* START *
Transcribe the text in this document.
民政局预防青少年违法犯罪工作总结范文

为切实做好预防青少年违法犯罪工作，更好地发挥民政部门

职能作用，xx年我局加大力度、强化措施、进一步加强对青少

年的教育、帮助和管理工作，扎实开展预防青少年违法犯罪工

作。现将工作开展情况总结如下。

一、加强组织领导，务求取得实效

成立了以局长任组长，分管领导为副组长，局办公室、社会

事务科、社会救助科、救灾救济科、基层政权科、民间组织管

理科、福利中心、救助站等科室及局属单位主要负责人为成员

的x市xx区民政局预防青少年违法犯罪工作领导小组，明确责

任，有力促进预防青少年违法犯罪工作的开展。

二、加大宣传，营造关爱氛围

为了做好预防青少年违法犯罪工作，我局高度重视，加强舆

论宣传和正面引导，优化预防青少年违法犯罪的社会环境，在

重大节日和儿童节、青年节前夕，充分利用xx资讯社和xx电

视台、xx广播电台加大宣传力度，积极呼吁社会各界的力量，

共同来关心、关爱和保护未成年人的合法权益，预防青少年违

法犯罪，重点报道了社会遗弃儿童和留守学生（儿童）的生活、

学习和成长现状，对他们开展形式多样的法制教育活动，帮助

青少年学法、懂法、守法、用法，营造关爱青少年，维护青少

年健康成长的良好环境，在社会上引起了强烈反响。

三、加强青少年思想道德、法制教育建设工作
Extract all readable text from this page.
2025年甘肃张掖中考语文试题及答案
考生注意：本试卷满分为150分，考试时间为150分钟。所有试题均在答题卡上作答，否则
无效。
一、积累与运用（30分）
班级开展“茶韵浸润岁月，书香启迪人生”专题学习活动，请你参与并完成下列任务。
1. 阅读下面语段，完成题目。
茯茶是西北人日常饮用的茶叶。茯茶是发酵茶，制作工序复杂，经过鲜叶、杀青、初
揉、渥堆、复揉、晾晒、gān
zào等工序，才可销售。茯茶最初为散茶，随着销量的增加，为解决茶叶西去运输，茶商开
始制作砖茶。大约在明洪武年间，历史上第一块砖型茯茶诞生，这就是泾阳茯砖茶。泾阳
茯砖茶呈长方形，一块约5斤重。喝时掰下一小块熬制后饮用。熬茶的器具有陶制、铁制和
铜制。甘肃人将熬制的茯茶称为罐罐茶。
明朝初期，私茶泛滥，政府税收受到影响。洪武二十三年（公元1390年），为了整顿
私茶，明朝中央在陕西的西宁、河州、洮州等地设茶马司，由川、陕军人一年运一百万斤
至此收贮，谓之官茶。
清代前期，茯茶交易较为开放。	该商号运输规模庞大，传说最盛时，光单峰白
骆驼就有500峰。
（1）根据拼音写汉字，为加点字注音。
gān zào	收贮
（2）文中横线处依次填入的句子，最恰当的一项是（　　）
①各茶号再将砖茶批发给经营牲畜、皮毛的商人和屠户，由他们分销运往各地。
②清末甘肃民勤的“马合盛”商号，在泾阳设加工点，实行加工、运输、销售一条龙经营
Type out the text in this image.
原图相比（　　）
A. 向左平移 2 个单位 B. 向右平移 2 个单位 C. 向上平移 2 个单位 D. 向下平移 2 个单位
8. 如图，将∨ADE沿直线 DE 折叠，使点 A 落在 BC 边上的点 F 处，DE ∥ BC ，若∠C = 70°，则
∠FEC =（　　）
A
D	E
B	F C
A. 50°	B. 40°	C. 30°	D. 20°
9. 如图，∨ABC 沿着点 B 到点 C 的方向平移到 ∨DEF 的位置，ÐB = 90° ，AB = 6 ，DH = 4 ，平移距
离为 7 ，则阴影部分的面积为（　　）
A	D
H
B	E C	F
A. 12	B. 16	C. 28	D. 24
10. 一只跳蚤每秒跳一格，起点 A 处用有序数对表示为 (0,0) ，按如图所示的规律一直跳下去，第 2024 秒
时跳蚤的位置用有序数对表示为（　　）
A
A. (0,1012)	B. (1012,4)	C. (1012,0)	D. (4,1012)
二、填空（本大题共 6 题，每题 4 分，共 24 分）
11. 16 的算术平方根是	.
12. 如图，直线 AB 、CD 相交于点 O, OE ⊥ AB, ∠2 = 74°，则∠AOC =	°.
* END *
• TO DO: Look through the records and gather every line containing "this".

• FINAL ANSWER:
Transcribe the text in this document.
Extract all readable text from this page.
Type out the text in this image.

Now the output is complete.